Provided records:
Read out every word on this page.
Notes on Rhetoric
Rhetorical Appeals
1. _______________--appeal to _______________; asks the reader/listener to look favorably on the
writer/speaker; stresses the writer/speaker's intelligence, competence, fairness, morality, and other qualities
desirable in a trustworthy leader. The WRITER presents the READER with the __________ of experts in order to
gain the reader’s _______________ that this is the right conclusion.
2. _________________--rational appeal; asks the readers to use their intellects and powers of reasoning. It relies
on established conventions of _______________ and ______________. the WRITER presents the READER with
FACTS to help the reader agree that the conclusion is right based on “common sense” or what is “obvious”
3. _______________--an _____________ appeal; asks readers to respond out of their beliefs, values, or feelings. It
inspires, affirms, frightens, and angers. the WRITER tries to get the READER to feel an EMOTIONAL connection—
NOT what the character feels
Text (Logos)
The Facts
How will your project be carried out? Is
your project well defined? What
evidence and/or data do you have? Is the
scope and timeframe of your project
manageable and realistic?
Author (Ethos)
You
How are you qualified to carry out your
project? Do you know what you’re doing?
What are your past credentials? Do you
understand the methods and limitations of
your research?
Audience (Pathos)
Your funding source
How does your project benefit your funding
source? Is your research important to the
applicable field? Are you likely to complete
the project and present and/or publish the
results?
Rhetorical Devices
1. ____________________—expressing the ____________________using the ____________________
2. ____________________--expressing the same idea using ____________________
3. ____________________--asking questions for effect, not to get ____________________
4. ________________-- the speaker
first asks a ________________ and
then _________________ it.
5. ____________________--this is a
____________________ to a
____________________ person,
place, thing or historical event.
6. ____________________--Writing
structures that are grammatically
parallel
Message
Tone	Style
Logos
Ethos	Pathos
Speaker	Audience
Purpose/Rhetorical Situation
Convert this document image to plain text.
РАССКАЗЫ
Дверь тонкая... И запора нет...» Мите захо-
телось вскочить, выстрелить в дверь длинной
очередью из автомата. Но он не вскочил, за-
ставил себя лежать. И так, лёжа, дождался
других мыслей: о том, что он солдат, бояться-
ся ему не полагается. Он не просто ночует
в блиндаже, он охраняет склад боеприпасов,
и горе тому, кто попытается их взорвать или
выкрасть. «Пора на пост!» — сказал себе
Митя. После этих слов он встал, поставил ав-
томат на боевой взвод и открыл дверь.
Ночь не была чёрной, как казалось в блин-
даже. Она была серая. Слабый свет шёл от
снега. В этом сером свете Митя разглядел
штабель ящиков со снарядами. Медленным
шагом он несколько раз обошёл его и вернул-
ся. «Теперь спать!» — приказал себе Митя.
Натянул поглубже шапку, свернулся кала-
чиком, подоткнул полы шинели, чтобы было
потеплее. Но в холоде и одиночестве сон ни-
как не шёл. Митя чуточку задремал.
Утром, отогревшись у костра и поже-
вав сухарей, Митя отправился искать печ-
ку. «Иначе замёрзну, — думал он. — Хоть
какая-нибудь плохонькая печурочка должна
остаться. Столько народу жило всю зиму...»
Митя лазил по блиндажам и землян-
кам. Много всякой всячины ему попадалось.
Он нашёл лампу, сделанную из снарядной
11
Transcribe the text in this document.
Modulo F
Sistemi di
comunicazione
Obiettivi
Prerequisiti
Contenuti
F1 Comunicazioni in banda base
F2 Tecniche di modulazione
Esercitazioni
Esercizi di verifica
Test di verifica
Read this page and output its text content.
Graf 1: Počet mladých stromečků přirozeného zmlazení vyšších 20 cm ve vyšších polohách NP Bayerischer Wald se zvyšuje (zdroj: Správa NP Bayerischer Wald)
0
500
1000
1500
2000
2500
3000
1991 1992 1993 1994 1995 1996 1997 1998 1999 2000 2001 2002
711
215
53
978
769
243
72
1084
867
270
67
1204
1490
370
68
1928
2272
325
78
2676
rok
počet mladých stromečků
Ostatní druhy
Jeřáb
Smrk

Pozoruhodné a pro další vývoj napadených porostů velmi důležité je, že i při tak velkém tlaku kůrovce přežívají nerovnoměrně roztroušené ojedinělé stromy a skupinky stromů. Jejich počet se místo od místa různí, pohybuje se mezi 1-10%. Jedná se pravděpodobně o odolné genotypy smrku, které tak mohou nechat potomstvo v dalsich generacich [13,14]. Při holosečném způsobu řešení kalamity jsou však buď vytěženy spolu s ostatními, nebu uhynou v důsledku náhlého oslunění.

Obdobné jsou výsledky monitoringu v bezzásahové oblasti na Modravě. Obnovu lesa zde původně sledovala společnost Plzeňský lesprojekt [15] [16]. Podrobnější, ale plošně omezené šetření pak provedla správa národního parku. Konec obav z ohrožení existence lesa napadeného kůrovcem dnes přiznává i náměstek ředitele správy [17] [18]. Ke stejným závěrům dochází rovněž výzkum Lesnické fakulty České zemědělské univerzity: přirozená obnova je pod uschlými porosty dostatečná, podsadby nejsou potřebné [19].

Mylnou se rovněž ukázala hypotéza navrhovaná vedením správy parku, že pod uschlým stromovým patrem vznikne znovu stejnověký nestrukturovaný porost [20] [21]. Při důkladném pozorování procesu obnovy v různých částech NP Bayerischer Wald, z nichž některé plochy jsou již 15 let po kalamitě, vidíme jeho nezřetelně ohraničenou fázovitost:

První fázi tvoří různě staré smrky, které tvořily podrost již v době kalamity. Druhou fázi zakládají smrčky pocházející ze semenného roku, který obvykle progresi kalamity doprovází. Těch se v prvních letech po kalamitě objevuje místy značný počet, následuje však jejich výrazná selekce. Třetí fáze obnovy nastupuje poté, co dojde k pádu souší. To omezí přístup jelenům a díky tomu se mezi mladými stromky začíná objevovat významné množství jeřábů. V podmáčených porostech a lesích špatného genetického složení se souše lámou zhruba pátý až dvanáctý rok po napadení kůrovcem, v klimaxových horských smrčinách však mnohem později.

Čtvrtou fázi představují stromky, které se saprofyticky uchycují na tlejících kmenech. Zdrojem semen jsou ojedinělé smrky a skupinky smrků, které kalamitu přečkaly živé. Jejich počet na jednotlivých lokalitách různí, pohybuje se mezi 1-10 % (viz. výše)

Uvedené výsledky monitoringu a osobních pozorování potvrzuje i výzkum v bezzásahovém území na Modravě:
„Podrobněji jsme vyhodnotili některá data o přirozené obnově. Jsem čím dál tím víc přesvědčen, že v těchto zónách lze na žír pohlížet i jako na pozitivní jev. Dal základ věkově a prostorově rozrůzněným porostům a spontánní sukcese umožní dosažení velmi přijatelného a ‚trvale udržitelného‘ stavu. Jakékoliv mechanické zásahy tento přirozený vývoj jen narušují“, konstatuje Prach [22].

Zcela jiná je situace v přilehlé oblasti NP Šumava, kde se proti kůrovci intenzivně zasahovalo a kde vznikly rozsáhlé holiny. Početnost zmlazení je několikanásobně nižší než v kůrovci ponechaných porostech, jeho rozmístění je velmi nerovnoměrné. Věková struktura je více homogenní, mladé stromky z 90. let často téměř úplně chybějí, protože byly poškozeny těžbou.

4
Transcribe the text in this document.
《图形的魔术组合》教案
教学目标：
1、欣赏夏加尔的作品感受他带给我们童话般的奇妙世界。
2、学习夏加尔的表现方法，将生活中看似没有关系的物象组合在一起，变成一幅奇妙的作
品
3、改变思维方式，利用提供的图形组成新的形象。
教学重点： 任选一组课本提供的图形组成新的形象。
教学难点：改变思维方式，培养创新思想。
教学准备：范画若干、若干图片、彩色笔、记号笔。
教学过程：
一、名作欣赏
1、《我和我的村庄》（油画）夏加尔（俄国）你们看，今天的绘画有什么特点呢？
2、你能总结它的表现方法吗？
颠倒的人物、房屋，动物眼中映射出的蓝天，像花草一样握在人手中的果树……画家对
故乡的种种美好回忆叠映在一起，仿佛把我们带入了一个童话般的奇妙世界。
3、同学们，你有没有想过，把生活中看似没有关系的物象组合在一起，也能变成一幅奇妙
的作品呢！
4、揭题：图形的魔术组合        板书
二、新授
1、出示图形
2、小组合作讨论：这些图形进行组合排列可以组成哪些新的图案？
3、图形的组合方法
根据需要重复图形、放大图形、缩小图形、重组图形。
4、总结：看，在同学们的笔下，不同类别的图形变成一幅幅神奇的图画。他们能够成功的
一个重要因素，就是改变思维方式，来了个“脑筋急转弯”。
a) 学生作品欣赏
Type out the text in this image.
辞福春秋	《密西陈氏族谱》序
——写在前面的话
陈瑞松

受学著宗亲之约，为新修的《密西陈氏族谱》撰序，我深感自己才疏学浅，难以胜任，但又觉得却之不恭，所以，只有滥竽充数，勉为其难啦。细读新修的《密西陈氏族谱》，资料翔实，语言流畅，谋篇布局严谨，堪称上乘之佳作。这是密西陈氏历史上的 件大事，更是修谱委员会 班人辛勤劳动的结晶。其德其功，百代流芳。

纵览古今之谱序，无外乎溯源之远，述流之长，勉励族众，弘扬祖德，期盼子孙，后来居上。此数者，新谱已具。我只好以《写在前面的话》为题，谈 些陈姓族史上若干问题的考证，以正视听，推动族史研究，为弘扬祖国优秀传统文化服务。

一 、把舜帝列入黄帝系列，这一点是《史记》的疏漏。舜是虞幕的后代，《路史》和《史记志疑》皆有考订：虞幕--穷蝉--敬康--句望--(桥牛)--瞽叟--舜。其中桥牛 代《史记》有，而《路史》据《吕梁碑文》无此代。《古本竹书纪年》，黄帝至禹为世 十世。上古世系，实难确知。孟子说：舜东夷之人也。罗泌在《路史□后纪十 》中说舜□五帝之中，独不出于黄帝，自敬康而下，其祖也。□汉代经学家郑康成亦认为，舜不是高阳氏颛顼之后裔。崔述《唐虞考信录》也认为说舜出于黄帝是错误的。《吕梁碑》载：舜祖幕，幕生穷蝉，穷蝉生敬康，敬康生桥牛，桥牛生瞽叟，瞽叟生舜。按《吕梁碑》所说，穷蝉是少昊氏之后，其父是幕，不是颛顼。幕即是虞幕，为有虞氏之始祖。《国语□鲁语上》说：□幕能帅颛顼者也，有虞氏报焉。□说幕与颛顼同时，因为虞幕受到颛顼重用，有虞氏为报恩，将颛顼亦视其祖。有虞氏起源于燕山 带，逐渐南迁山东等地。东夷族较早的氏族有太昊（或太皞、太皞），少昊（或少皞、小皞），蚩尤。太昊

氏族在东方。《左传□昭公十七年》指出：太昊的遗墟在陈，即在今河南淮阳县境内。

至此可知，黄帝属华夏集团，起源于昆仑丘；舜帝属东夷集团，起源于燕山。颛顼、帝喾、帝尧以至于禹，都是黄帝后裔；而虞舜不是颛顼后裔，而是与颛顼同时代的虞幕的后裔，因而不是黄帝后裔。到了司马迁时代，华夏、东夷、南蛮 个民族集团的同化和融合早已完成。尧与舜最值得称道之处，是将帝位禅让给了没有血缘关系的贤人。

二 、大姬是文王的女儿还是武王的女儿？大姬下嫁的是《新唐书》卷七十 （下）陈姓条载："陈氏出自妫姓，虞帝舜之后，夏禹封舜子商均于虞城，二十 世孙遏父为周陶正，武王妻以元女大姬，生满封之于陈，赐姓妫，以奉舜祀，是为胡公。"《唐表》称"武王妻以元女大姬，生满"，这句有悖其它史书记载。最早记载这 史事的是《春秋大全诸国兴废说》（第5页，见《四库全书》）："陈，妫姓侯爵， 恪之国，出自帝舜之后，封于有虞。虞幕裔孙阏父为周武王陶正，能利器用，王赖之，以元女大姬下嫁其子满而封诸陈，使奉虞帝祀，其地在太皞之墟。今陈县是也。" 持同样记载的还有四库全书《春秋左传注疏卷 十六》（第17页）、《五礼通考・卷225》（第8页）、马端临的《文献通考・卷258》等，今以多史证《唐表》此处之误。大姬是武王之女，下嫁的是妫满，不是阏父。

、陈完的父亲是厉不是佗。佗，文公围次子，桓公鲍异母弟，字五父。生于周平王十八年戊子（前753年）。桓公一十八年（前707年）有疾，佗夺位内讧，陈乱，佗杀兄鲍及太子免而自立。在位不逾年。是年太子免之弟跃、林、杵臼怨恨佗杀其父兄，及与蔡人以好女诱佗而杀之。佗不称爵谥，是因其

Written exercise: Reproduce the lines from the one containing "Type out the text in this image." to the end of the entries, keeping both ends and adding nothing.

Worked solution:
Type out the text in this image.
辞福春秋	《密西陈氏族谱》序
——写在前面的话
陈瑞松

受学著宗亲之约，为新修的《密西陈氏族谱》撰序，我深感自己才疏学浅，难以胜任，但又觉得却之不恭，所以，只有滥竽充数，勉为其难啦。细读新修的《密西陈氏族谱》，资料翔实，语言流畅，谋篇布局严谨，堪称上乘之佳作。这是密西陈氏历史上的 件大事，更是修谱委员会 班人辛勤劳动的结晶。其德其功，百代流芳。

纵览古今之谱序，无外乎溯源之远，述流之长，勉励族众，弘扬祖德，期盼子孙，后来居上。此数者，新谱已具。我只好以《写在前面的话》为题，谈 些陈姓族史上若干问题的考证，以正视听，推动族史研究，为弘扬祖国优秀传统文化服务。

一 、把舜帝列入黄帝系列，这一点是《史记》的疏漏。舜是虞幕的后代，《路史》和《史记志疑》皆有考订：虞幕--穷蝉--敬康--句望--(桥牛)--瞽叟--舜。其中桥牛 代《史记》有，而《路史》据《吕梁碑文》无此代。《古本竹书纪年》，黄帝至禹为世 十世。上古世系，实难确知。孟子说：舜东夷之人也。罗泌在《路史□后纪十 》中说舜□五帝之中，独不出于黄帝，自敬康而下，其祖也。□汉代经学家郑康成亦认为，舜不是高阳氏颛顼之后裔。崔述《唐虞考信录》也认为说舜出于黄帝是错误的。《吕梁碑》载：舜祖幕，幕生穷蝉，穷蝉生敬康，敬康生桥牛，桥牛生瞽叟，瞽叟生舜。按《吕梁碑》所说，穷蝉是少昊氏之后，其父是幕，不是颛顼。幕即是虞幕，为有虞氏之始祖。《国语□鲁语上》说：□幕能帅颛顼者也，有虞氏报焉。□说幕与颛顼同时，因为虞幕受到颛顼重用，有虞氏为报恩，将颛顼亦视其祖。有虞氏起源于燕山 带，逐渐南迁山东等地。东夷族较早的氏族有太昊（或太皞、太皞），少昊（或少皞、小皞），蚩尤。太昊

氏族在东方。《左传□昭公十七年》指出：太昊的遗墟在陈，即在今河南淮阳县境内。

至此可知，黄帝属华夏集团，起源于昆仑丘；舜帝属东夷集团，起源于燕山。颛顼、帝喾、帝尧以至于禹，都是黄帝后裔；而虞舜不是颛顼后裔，而是与颛顼同时代的虞幕的后裔，因而不是黄帝后裔。到了司马迁时代，华夏、东夷、南蛮 个民族集团的同化和融合早已完成。尧与舜最值得称道之处，是将帝位禅让给了没有血缘关系的贤人。

二 、大姬是文王的女儿还是武王的女儿？大姬下嫁的是《新唐书》卷七十 （下）陈姓条载："陈氏出自妫姓，虞帝舜之后，夏禹封舜子商均于虞城，二十 世孙遏父为周陶正，武王妻以元女大姬，生满封之于陈，赐姓妫，以奉舜祀，是为胡公。"《唐表》称"武王妻以元女大姬，生满"，这句有悖其它史书记载。最早记载这 史事的是《春秋大全诸国兴废说》（第5页，见《四库全书》）："陈，妫姓侯爵， 恪之国，出自帝舜之后，封于有虞。虞幕裔孙阏父为周武王陶正，能利器用，王赖之，以元女大姬下嫁其子满而封诸陈，使奉虞帝祀，其地在太皞之墟。今陈县是也。" 持同样记载的还有四库全书《春秋左传注疏卷 十六》（第17页）、《五礼通考・卷225》（第8页）、马端临的《文献通考・卷258》等，今以多史证《唐表》此处之误。大姬是武王之女，下嫁的是妫满，不是阏父。

、陈完的父亲是厉不是佗。佗，文公围次子，桓公鲍异母弟，字五父。生于周平王十八年戊子（前753年）。桓公一十八年（前707年）有疾，佗夺位内讧，陈乱，佗杀兄鲍及太子免而自立。在位不逾年。是年太子免之弟跃、林、杵臼怨恨佗杀其父兄，及与蔡人以好女诱佗而杀之。佗不称爵谥，是因其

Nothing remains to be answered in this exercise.